## START Material provided

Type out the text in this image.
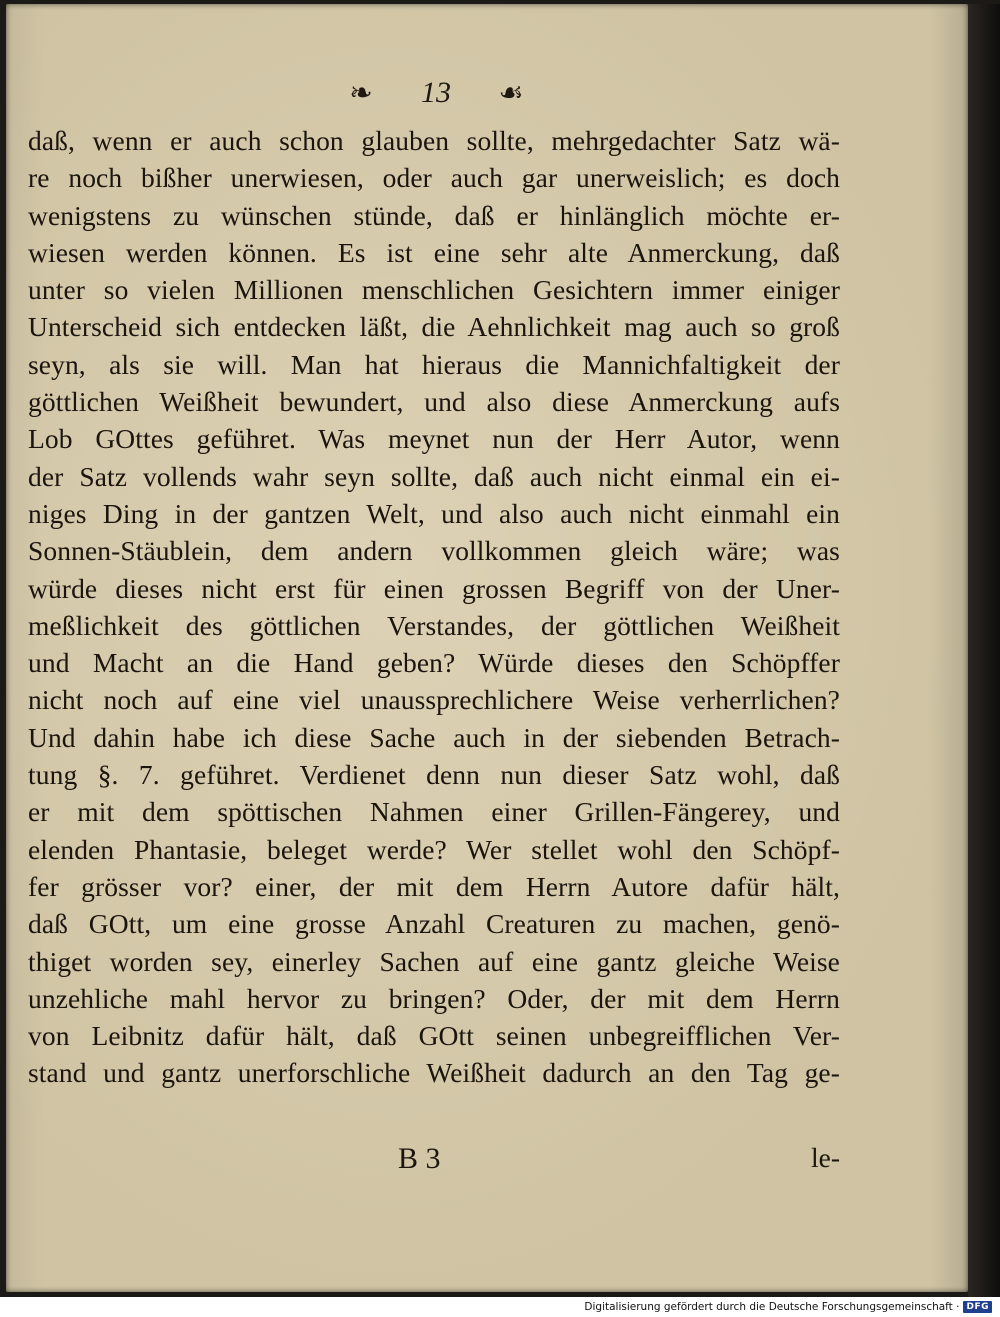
❧ 13 ☙
daß, wenn er auch schon glauben sollte, mehrgedachter Satz wä-
re noch bißher unerwiesen, oder auch gar unerweislich; es doch
wenigstens zu wünschen stünde, daß er hinlänglich möchte er-
wiesen werden können. Es ist eine sehr alte Anmerckung, daß
unter so vielen Millionen menschlichen Gesichtern immer einiger
Unterscheid sich entdecken läßt, die Aehnlichkeit mag auch so groß
seyn, als sie will. Man hat hieraus die Mannichfaltigkeit der
göttlichen Weißheit bewundert, und also diese Anmerckung aufs
Lob GOttes geführet. Was meynet nun der Herr Autor, wenn
der Satz vollends wahr seyn sollte, daß auch nicht einmal ein ei-
niges Ding in der gantzen Welt, und also auch nicht einmahl ein
Sonnen-Stäublein, dem andern vollkommen gleich wäre; was
würde dieses nicht erst für einen grossen Begriff von der Uner-
meßlichkeit des göttlichen Verstandes, der göttlichen Weißheit
und Macht an die Hand geben? Würde dieses den Schöpffer
nicht noch auf eine viel unaussprechlichere Weise verherrlichen?
Und dahin habe ich diese Sache auch in der siebenden Betrach-
tung §. 7. geführet. Verdienet denn nun dieser Satz wohl, daß
er mit dem spöttischen Nahmen einer Grillen-Fängerey, und
elenden Phantasie, beleget werde? Wer stellet wohl den Schöpf-
fer grösser vor? einer, der mit dem Herrn Autore dafür hält,
daß GOtt, um eine grosse Anzahl Creaturen zu machen, genö-
thiget worden sey, einerley Sachen auf eine gantz gleiche Weise
unzehliche mahl hervor zu bringen? Oder, der mit dem Herrn
von Leibnitz dafür hält, daß GOtt seinen unbegreifflichen Ver-
stand und gantz unerforschliche Weißheit dadurch an den Tag ge-
B 3	le-
Digitalisierung gefördert durch die Deutsche Forschungsgemeinschaft · DFG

## END Material provided

**The task**: Exactly reproduce each record, leaving out any pictures.

**Task answer**:
Type out the text in this image.
❧ 13 ☙
daß, wenn er auch schon glauben sollte, mehrgedachter Satz wä-
re noch bißher unerwiesen, oder auch gar unerweislich; es doch
wenigstens zu wünschen stünde, daß er hinlänglich möchte er-
wiesen werden können. Es ist eine sehr alte Anmerckung, daß
unter so vielen Millionen menschlichen Gesichtern immer einiger
Unterscheid sich entdecken läßt, die Aehnlichkeit mag auch so groß
seyn, als sie will. Man hat hieraus die Mannichfaltigkeit der
göttlichen Weißheit bewundert, und also diese Anmerckung aufs
Lob GOttes geführet. Was meynet nun der Herr Autor, wenn
der Satz vollends wahr seyn sollte, daß auch nicht einmal ein ei-
niges Ding in der gantzen Welt, und also auch nicht einmahl ein
Sonnen-Stäublein, dem andern vollkommen gleich wäre; was
würde dieses nicht erst für einen grossen Begriff von der Uner-
meßlichkeit des göttlichen Verstandes, der göttlichen Weißheit
und Macht an die Hand geben? Würde dieses den Schöpffer
nicht noch auf eine viel unaussprechlichere Weise verherrlichen?
Und dahin habe ich diese Sache auch in der siebenden Betrach-
tung §. 7. geführet. Verdienet denn nun dieser Satz wohl, daß
er mit dem spöttischen Nahmen einer Grillen-Fängerey, und
elenden Phantasie, beleget werde? Wer stellet wohl den Schöpf-
fer grösser vor? einer, der mit dem Herrn Autore dafür hält,
daß GOtt, um eine grosse Anzahl Creaturen zu machen, genö-
thiget worden sey, einerley Sachen auf eine gantz gleiche Weise
unzehliche mahl hervor zu bringen? Oder, der mit dem Herrn
von Leibnitz dafür hält, daß GOtt seinen unbegreifflichen Ver-
stand und gantz unerforschliche Weißheit dadurch an den Tag ge-
B 3	le-
Digitalisierung gefördert durch die Deutsche Forschungsgemeinschaft · DFG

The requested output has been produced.